START Provided material

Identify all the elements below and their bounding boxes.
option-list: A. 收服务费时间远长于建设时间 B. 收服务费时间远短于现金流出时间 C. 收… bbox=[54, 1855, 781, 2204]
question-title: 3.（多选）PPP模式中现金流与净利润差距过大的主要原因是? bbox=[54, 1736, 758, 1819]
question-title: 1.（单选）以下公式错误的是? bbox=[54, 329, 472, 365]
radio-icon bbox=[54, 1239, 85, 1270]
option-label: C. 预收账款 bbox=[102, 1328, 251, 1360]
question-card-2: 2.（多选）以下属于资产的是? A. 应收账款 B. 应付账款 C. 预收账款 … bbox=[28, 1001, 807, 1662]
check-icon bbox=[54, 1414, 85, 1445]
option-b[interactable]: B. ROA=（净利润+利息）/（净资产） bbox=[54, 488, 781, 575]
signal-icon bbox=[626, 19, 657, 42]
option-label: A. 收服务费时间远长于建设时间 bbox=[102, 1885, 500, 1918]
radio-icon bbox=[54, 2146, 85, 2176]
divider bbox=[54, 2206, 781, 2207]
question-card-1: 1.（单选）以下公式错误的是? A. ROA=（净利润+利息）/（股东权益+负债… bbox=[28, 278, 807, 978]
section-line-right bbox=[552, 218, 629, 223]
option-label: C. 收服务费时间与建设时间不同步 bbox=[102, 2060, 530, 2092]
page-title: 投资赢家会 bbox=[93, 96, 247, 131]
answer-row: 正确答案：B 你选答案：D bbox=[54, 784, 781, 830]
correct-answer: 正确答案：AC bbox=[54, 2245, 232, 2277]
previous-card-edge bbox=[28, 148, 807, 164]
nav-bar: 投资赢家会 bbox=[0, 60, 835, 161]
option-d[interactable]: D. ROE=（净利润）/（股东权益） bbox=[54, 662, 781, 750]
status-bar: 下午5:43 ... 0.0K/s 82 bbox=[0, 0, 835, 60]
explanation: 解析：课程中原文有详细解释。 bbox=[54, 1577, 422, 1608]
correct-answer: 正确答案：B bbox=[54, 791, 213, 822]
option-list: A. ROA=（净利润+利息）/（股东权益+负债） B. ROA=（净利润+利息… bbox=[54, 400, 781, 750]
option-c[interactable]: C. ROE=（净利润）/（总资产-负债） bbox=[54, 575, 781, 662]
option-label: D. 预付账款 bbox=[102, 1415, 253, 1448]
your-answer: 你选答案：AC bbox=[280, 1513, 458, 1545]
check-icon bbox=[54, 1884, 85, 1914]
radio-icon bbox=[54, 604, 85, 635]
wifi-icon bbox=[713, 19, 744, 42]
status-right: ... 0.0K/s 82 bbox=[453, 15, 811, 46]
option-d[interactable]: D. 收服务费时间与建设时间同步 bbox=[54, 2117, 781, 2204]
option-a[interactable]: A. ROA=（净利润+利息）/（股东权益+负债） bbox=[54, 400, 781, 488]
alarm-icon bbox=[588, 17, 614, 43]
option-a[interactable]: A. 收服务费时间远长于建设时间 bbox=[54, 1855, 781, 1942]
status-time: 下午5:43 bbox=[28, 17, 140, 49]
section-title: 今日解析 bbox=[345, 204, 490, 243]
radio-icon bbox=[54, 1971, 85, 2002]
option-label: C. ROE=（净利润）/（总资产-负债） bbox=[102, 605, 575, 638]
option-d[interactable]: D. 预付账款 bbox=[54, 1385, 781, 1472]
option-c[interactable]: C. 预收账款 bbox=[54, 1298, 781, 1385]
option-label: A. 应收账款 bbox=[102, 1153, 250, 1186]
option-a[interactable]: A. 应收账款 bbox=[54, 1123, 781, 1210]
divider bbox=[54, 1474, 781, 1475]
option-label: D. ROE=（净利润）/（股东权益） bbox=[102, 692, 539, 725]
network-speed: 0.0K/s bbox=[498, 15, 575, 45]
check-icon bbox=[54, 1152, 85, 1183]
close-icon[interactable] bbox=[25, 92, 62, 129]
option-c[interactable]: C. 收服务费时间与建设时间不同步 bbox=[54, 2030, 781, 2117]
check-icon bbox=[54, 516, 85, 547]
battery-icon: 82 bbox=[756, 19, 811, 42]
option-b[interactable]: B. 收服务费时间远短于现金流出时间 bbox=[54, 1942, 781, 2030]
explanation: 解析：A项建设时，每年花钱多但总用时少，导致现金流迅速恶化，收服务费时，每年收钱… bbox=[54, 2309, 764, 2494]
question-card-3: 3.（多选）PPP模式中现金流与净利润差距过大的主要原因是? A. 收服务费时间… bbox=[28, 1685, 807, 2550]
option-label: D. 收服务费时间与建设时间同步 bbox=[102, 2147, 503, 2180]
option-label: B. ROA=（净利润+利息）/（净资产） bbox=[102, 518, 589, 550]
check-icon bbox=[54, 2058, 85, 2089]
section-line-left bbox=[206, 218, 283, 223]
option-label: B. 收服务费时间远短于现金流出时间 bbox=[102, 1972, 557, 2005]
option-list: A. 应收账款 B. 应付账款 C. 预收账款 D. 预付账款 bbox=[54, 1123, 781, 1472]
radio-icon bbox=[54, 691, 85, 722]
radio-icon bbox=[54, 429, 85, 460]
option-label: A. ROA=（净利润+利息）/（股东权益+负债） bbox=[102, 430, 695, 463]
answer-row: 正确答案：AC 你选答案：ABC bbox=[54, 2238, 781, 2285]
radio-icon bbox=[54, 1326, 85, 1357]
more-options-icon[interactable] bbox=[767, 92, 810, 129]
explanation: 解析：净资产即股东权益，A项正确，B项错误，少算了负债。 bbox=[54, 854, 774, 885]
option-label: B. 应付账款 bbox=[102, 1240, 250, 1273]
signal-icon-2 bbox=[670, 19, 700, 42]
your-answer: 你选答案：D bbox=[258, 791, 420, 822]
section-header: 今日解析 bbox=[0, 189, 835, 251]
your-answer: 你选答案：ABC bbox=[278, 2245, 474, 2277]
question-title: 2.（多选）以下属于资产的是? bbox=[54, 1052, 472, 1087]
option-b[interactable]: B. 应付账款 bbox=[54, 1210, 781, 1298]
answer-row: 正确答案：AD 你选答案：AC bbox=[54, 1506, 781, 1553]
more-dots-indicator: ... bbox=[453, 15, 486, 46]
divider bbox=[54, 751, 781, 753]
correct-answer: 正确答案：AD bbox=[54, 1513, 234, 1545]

END Provided material

▸ Stated exercise
Retype all of the data above line for line, keeping every character unchanged.

▸ Solution to this task
Identify all the elements below and their bounding boxes.
option-list: A. 收服务费时间远长于建设时间 B. 收服务费时间远短于现金流出时间 C. 收… bbox=[54, 1855, 781, 2204]
question-title: 3.（多选）PPP模式中现金流与净利润差距过大的主要原因是? bbox=[54, 1736, 758, 1819]
question-title: 1.（单选）以下公式错误的是? bbox=[54, 329, 472, 365]
radio-icon bbox=[54, 1239, 85, 1270]
option-label: C. 预收账款 bbox=[102, 1328, 251, 1360]
question-card-2: 2.（多选）以下属于资产的是? A. 应收账款 B. 应付账款 C. 预收账款 … bbox=[28, 1001, 807, 1662]
check-icon bbox=[54, 1414, 85, 1445]
option-b[interactable]: B. ROA=（净利润+利息）/（净资产） bbox=[54, 488, 781, 575]
signal-icon bbox=[626, 19, 657, 42]
option-label: A. 收服务费时间远长于建设时间 bbox=[102, 1885, 500, 1918]
radio-icon bbox=[54, 2146, 85, 2176]
divider bbox=[54, 2206, 781, 2207]
question-card-1: 1.（单选）以下公式错误的是? A. ROA=（净利润+利息）/（股东权益+负债… bbox=[28, 278, 807, 978]
section-line-right bbox=[552, 218, 629, 223]
option-label: C. 收服务费时间与建设时间不同步 bbox=[102, 2060, 530, 2092]
page-title: 投资赢家会 bbox=[93, 96, 247, 131]
answer-row: 正确答案：B 你选答案：D bbox=[54, 784, 781, 830]
correct-answer: 正确答案：AC bbox=[54, 2245, 232, 2277]
previous-card-edge bbox=[28, 148, 807, 164]
nav-bar: 投资赢家会 bbox=[0, 60, 835, 161]
option-d[interactable]: D. ROE=（净利润）/（股东权益） bbox=[54, 662, 781, 750]
status-bar: 下午5:43 ... 0.0K/s 82 bbox=[0, 0, 835, 60]
explanation: 解析：课程中原文有详细解释。 bbox=[54, 1577, 422, 1608]
correct-answer: 正确答案：B bbox=[54, 791, 213, 822]
option-list: A. ROA=（净利润+利息）/（股东权益+负债） B. ROA=（净利润+利息… bbox=[54, 400, 781, 750]
option-c[interactable]: C. ROE=（净利润）/（总资产-负债） bbox=[54, 575, 781, 662]
option-label: D. 预付账款 bbox=[102, 1415, 253, 1448]
your-answer: 你选答案：AC bbox=[280, 1513, 458, 1545]
check-icon bbox=[54, 1884, 85, 1914]
radio-icon bbox=[54, 604, 85, 635]
wifi-icon bbox=[713, 19, 744, 42]
status-right: ... 0.0K/s 82 bbox=[453, 15, 811, 46]
option-d[interactable]: D. 收服务费时间与建设时间同步 bbox=[54, 2117, 781, 2204]
option-a[interactable]: A. ROA=（净利润+利息）/（股东权益+负债） bbox=[54, 400, 781, 488]
alarm-icon bbox=[588, 17, 614, 43]
option-a[interactable]: A. 收服务费时间远长于建设时间 bbox=[54, 1855, 781, 1942]
status-time: 下午5:43 bbox=[28, 17, 140, 49]
section-title: 今日解析 bbox=[345, 204, 490, 243]
radio-icon bbox=[54, 1971, 85, 2002]
option-label: C. ROE=（净利润）/（总资产-负债） bbox=[102, 605, 575, 638]
option-d[interactable]: D. 预付账款 bbox=[54, 1385, 781, 1472]
option-c[interactable]: C. 预收账款 bbox=[54, 1298, 781, 1385]
option-label: A. 应收账款 bbox=[102, 1153, 250, 1186]
option-a[interactable]: A. 应收账款 bbox=[54, 1123, 781, 1210]
divider bbox=[54, 1474, 781, 1475]
option-label: D. ROE=（净利润）/（股东权益） bbox=[102, 692, 539, 725]
network-speed: 0.0K/s bbox=[498, 15, 575, 45]
check-icon bbox=[54, 1152, 85, 1183]
close-icon[interactable] bbox=[25, 92, 62, 129]
option-c[interactable]: C. 收服务费时间与建设时间不同步 bbox=[54, 2030, 781, 2117]
check-icon bbox=[54, 516, 85, 547]
battery-icon: 82 bbox=[756, 19, 811, 42]
option-b[interactable]: B. 收服务费时间远短于现金流出时间 bbox=[54, 1942, 781, 2030]
explanation: 解析：A项建设时，每年花钱多但总用时少，导致现金流迅速恶化，收服务费时，每年收钱… bbox=[54, 2309, 764, 2494]
question-card-3: 3.（多选）PPP模式中现金流与净利润差距过大的主要原因是? A. 收服务费时间… bbox=[28, 1685, 807, 2550]
option-label: D. 收服务费时间与建设时间同步 bbox=[102, 2147, 503, 2180]
option-label: B. ROA=（净利润+利息）/（净资产） bbox=[102, 518, 589, 550]
check-icon bbox=[54, 2058, 85, 2089]
section-line-left bbox=[206, 218, 283, 223]
option-label: B. 收服务费时间远短于现金流出时间 bbox=[102, 1972, 557, 2005]
option-list: A. 应收账款 B. 应付账款 C. 预收账款 D. 预付账款 bbox=[54, 1123, 781, 1472]
radio-icon bbox=[54, 691, 85, 722]
radio-icon bbox=[54, 429, 85, 460]
option-label: A. ROA=（净利润+利息）/（股东权益+负债） bbox=[102, 430, 695, 463]
answer-row: 正确答案：AC 你选答案：ABC bbox=[54, 2238, 781, 2285]
radio-icon bbox=[54, 1326, 85, 1357]
more-options-icon[interactable] bbox=[767, 92, 810, 129]
explanation: 解析：净资产即股东权益，A项正确，B项错误，少算了负债。 bbox=[54, 854, 774, 885]
option-label: B. 应付账款 bbox=[102, 1240, 250, 1273]
signal-icon-2 bbox=[670, 19, 700, 42]
your-answer: 你选答案：D bbox=[258, 791, 420, 822]
section-header: 今日解析 bbox=[0, 189, 835, 251]
your-answer: 你选答案：ABC bbox=[278, 2245, 474, 2277]
question-title: 2.（多选）以下属于资产的是? bbox=[54, 1052, 472, 1087]
option-b[interactable]: B. 应付账款 bbox=[54, 1210, 781, 1298]
answer-row: 正确答案：AD 你选答案：AC bbox=[54, 1506, 781, 1553]
more-dots-indicator: ... bbox=[453, 15, 486, 46]
divider bbox=[54, 751, 781, 753]
correct-answer: 正确答案：AD bbox=[54, 1513, 234, 1545]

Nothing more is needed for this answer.